● The task: Begin at the line containing "Give me a plain-text" and give again every line to the end of the records, exactly, without the pictures.

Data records
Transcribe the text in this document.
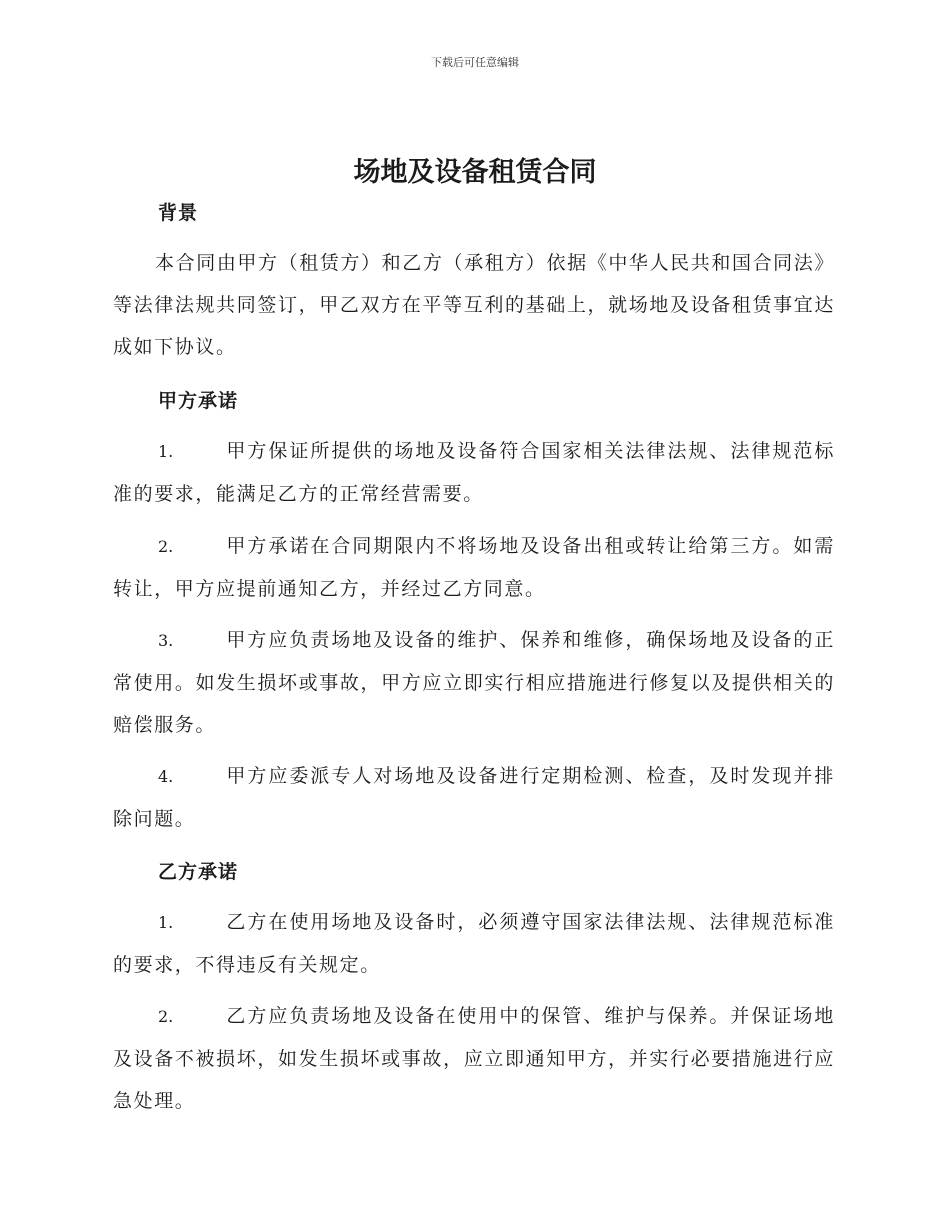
下载后可任意编辑
场地及设备租赁合同
背景
本合同由甲方（租赁方）和乙方（承租方）依据《中华人民共和国合同法》等法律法规共同签订，甲乙双方在平等互利的基础上，就场地及设备租赁事宜达成如下协议。
甲方承诺
1.	甲方保证所提供的场地及设备符合国家相关法律法规、法律规范标准的要求，能满足乙方的正常经营需要。
2.	甲方承诺在合同期限内不将场地及设备出租或转让给第三方。如需转让，甲方应提前通知乙方，并经过乙方同意。
3.	甲方应负责场地及设备的维护、保养和维修，确保场地及设备的正常使用。如发生损坏或事故，甲方应立即实行相应措施进行修复以及提供相关的赔偿服务。
4.	甲方应委派专人对场地及设备进行定期检测、检查，及时发现并排除问题。
乙方承诺
1.	乙方在使用场地及设备时，必须遵守国家法律法规、法律规范标准的要求，不得违反有关规定。
2.	乙方应负责场地及设备在使用中的保管、维护与保养。并保证场地及设备不被损坏，如发生损坏或事故，应立即通知甲方，并实行必要措施进行应急处理。
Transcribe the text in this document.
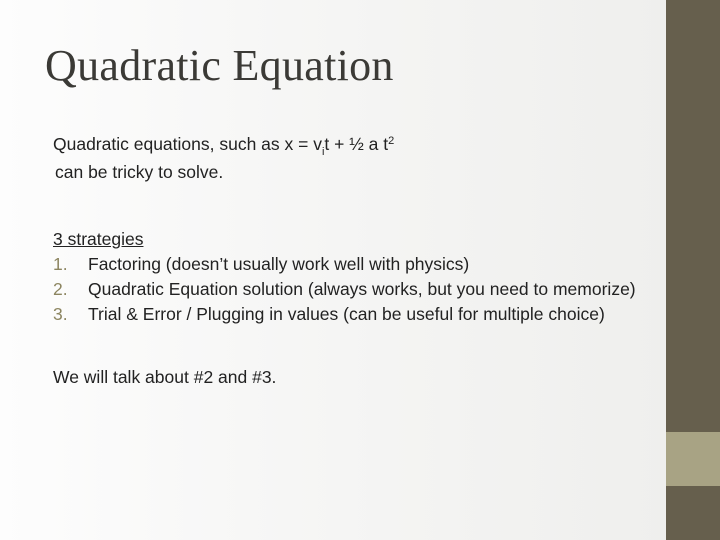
Quadratic Equation

Quadratic equations, such as $x = v_it$ + ½ a $t^2$

can be tricky to solve.

3 strategies

1.	Factoring (doesn’t usually work well with physics)
2.	Quadratic Equation solution (always works, but you need to memorize)
3.	Trial & Error / Plugging in values (can be useful for multiple choice)

We will talk about #2 and #3.
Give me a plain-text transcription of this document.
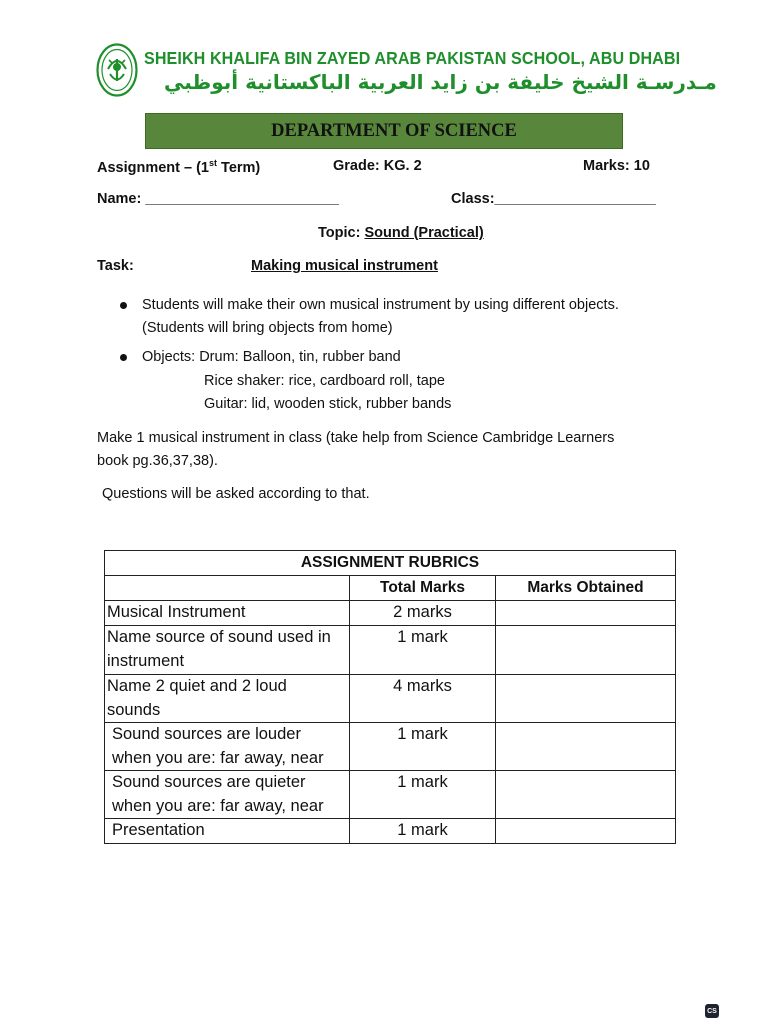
SHEIKH KHALIFA BIN ZAYED ARAB PAKISTAN SCHOOL, ABU DHABI
مـدرسـة الشيخ خليفة بن زايد العربية الباكستانية أبوظبي
DEPARTMENT OF SCIENCE
Assignment – (1st Term)	Grade: KG. 2	Marks: 10
Name: ________________________	Class:____________________
Topic: Sound (Practical)
Task:	Making musical instrument
Students will make their own musical instrument by using different objects.
(Students will bring objects from home)
Objects: Drum: Balloon, tin, rubber band
Rice shaker: rice, cardboard roll, tape
Guitar: lid, wooden stick, rubber bands
Make 1 musical instrument in class (take help from Science Cambridge Learners
book pg.36,37,38).
Questions will be asked according to that.
ASSIGNMENT RUBRICS		
	Total Marks	Marks Obtained

Musical Instrument	2 marks	

Name source of sound used in
instrument	1 mark	

Name 2 quiet and 2 loud
sounds	4 marks	

Sound sources are louder
when you are: far away, near	1 mark	

Sound sources are quieter
when you are: far away, near	1 mark	

Presentation	1 mark	
CS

● Exercise answer:
Give me a plain-text transcription of this document.
SHEIKH KHALIFA BIN ZAYED ARAB PAKISTAN SCHOOL, ABU DHABI
مـدرسـة الشيخ خليفة بن زايد العربية الباكستانية أبوظبي
DEPARTMENT OF SCIENCE
Assignment – (1st Term)	Grade: KG. 2	Marks: 10
Name: ________________________	Class:____________________
Topic: Sound (Practical)
Task:	Making musical instrument
Students will make their own musical instrument by using different objects.
(Students will bring objects from home)
Objects: Drum: Balloon, tin, rubber band
Rice shaker: rice, cardboard roll, tape
Guitar: lid, wooden stick, rubber bands
Make 1 musical instrument in class (take help from Science Cambridge Learners
book pg.36,37,38).
Questions will be asked according to that.
ASSIGNMENT RUBRICS		
	Total Marks	Marks Obtained

Musical Instrument	2 marks	

Name source of sound used in
instrument	1 mark	

Name 2 quiet and 2 loud
sounds	4 marks	

Sound sources are louder
when you are: far away, near	1 mark	

Sound sources are quieter
when you are: far away, near	1 mark	

Presentation	1 mark	
CS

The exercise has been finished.